Layout annotation records
"""

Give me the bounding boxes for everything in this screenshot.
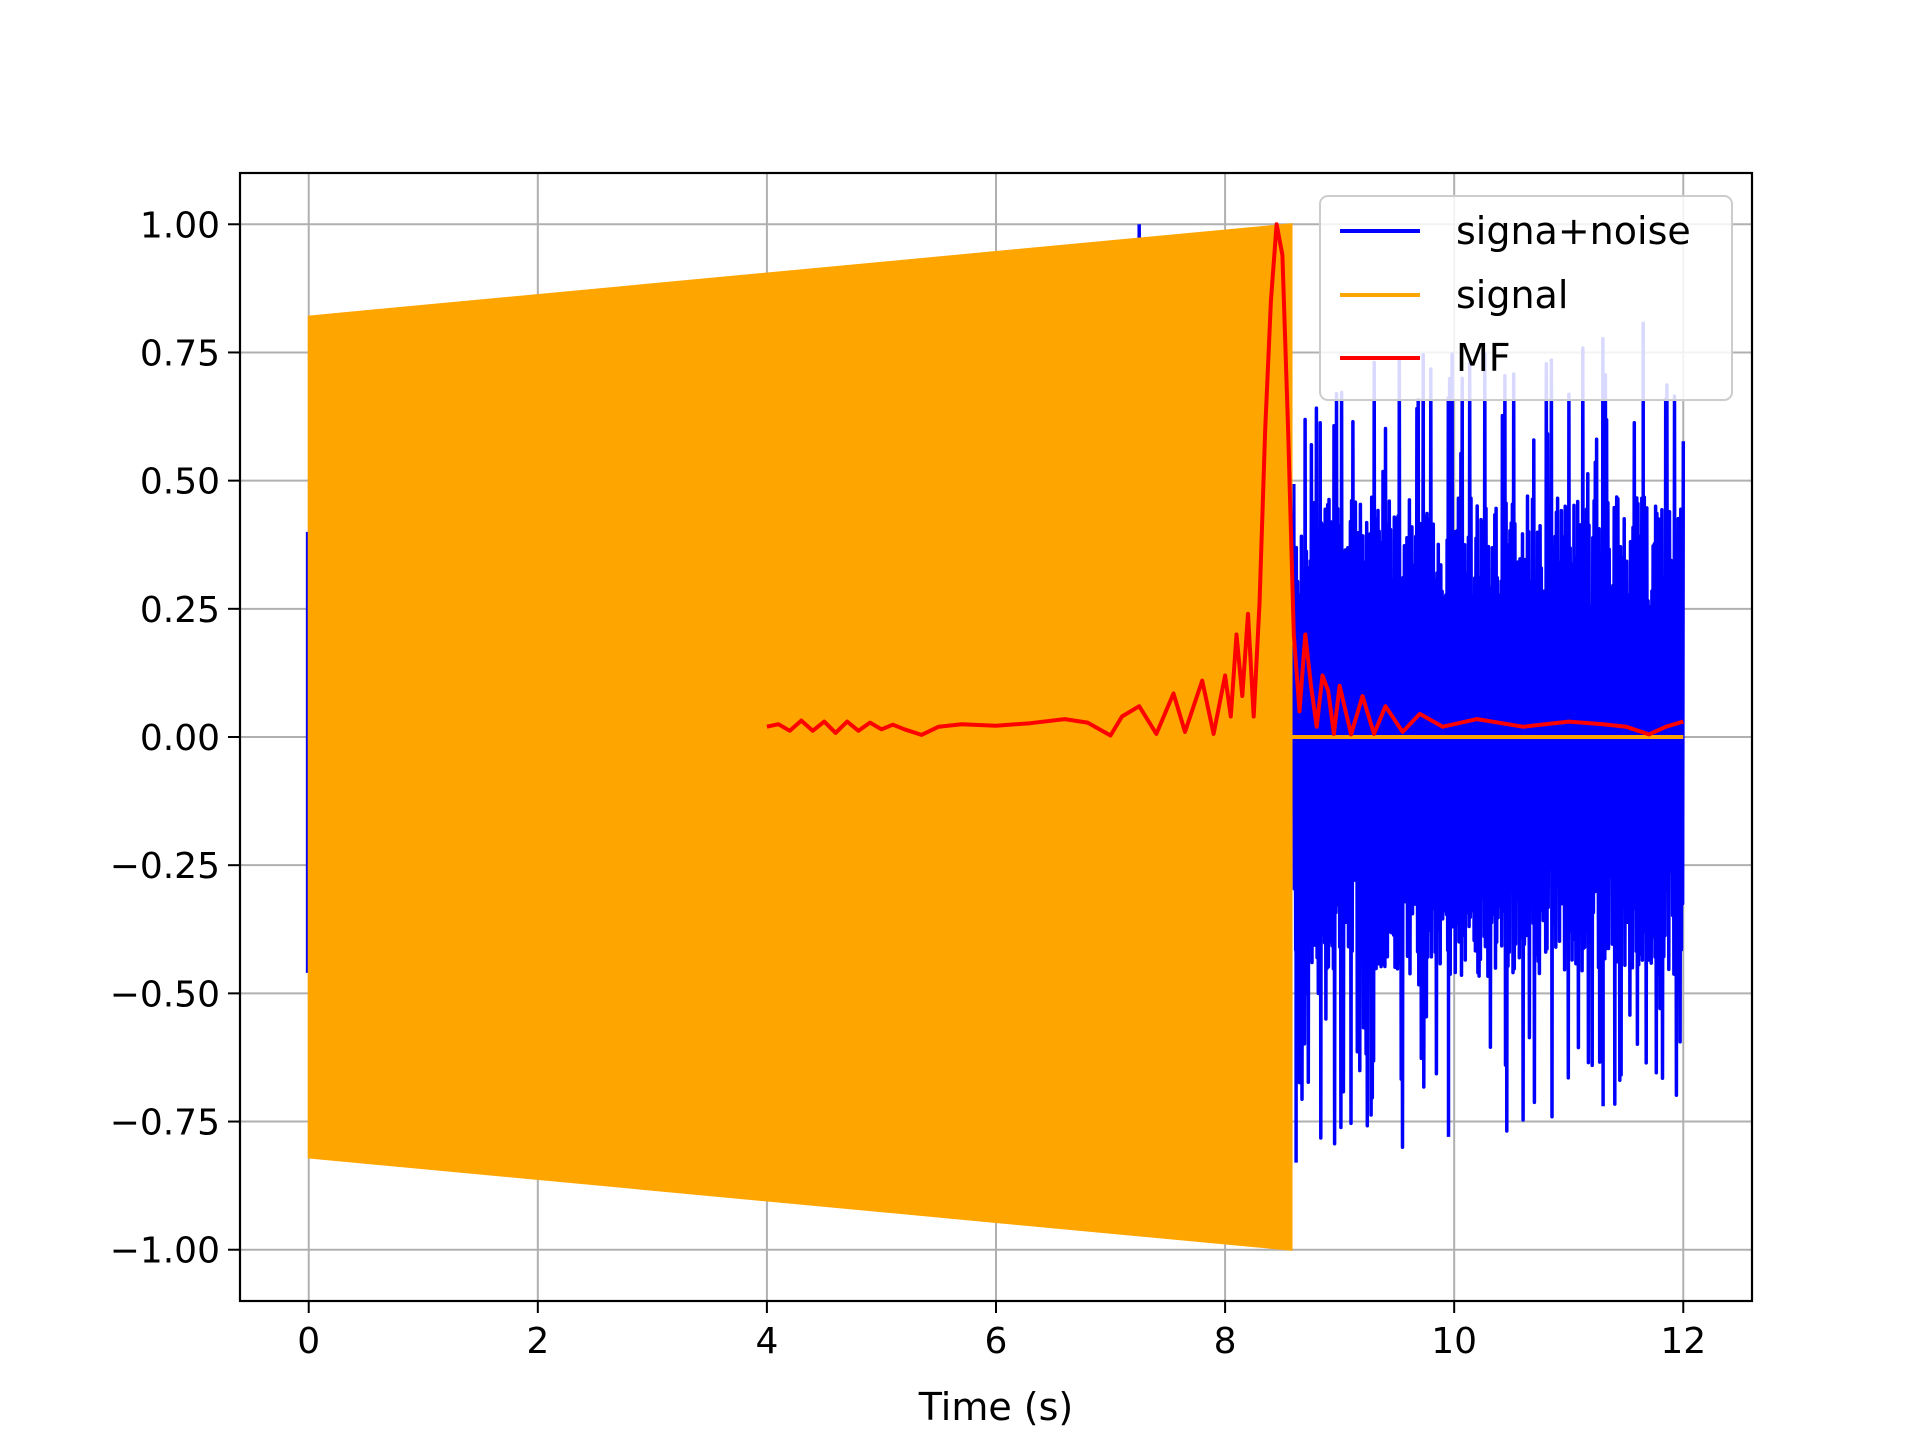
series-signal-band [307, 223, 1293, 1251]
x-tick-label: 10 [1431, 1321, 1477, 1362]
x-tick-label: 6 [985, 1321, 1008, 1362]
x-tick-label: 4 [755, 1321, 778, 1362]
y-tick-label: 0.25 [140, 590, 220, 631]
y-tick-label: −1.00 [110, 1231, 220, 1272]
legend-label-mf: MF [1456, 336, 1511, 380]
y-tick-label: 0.50 [140, 462, 220, 503]
legend-label-signal: signal [1456, 273, 1568, 317]
axis-ticks: 0 2 4 6 8 10 12 1.00 0.75 0.50 0.25 0.00 −0.25 −0.50 −… [110, 205, 1707, 1362]
plot-area [305, 222, 1686, 1251]
y-tick-label: −0.50 [110, 974, 220, 1015]
y-tick-label: −0.75 [110, 1103, 220, 1144]
x-tick-label: 8 [1214, 1321, 1237, 1362]
series-mf [766, 222, 1684, 738]
x-tick-label: 12 [1660, 1321, 1706, 1362]
y-tick-label: 1.00 [140, 205, 220, 246]
x-axis-label: Time (s) [918, 1385, 1074, 1429]
legend: signa+noise signal MF [1319, 195, 1733, 401]
y-tick-label: −0.25 [110, 846, 220, 887]
x-tick-label: 0 [297, 1321, 320, 1362]
legend-box [1319, 195, 1733, 401]
x-tick-label: 2 [526, 1321, 549, 1362]
y-tick-label: 0.00 [140, 718, 220, 759]
legend-label-signal-noise: signa+noise [1456, 209, 1691, 253]
y-tick-label: 0.75 [140, 333, 220, 374]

"""

§ **Set problem**: Output every line of the listing above verbatim, omitting the picture placeholders from your answer.

§ **Answer to this exercise**:
Give me the bounding boxes for everything in this screenshot.
series-signal-band [307, 223, 1293, 1251]
x-tick-label: 10 [1431, 1321, 1477, 1362]
x-tick-label: 6 [985, 1321, 1008, 1362]
x-tick-label: 4 [755, 1321, 778, 1362]
y-tick-label: 0.25 [140, 590, 220, 631]
y-tick-label: −1.00 [110, 1231, 220, 1272]
legend-label-mf: MF [1456, 336, 1511, 380]
y-tick-label: 0.50 [140, 462, 220, 503]
legend-label-signal: signal [1456, 273, 1568, 317]
axis-ticks: 0 2 4 6 8 10 12 1.00 0.75 0.50 0.25 0.00 −0.25 −0.50 −… [110, 205, 1707, 1362]
plot-area [305, 222, 1686, 1251]
y-tick-label: −0.50 [110, 974, 220, 1015]
y-tick-label: −0.75 [110, 1103, 220, 1144]
x-tick-label: 8 [1214, 1321, 1237, 1362]
series-mf [766, 222, 1684, 738]
x-tick-label: 12 [1660, 1321, 1706, 1362]
y-tick-label: 1.00 [140, 205, 220, 246]
x-axis-label: Time (s) [918, 1385, 1074, 1429]
legend: signa+noise signal MF [1319, 195, 1733, 401]
y-tick-label: −0.25 [110, 846, 220, 887]
x-tick-label: 0 [297, 1321, 320, 1362]
legend-box [1319, 195, 1733, 401]
x-tick-label: 2 [526, 1321, 549, 1362]
y-tick-label: 0.00 [140, 718, 220, 759]
legend-label-signal-noise: signa+noise [1456, 209, 1691, 253]
y-tick-label: 0.75 [140, 333, 220, 374]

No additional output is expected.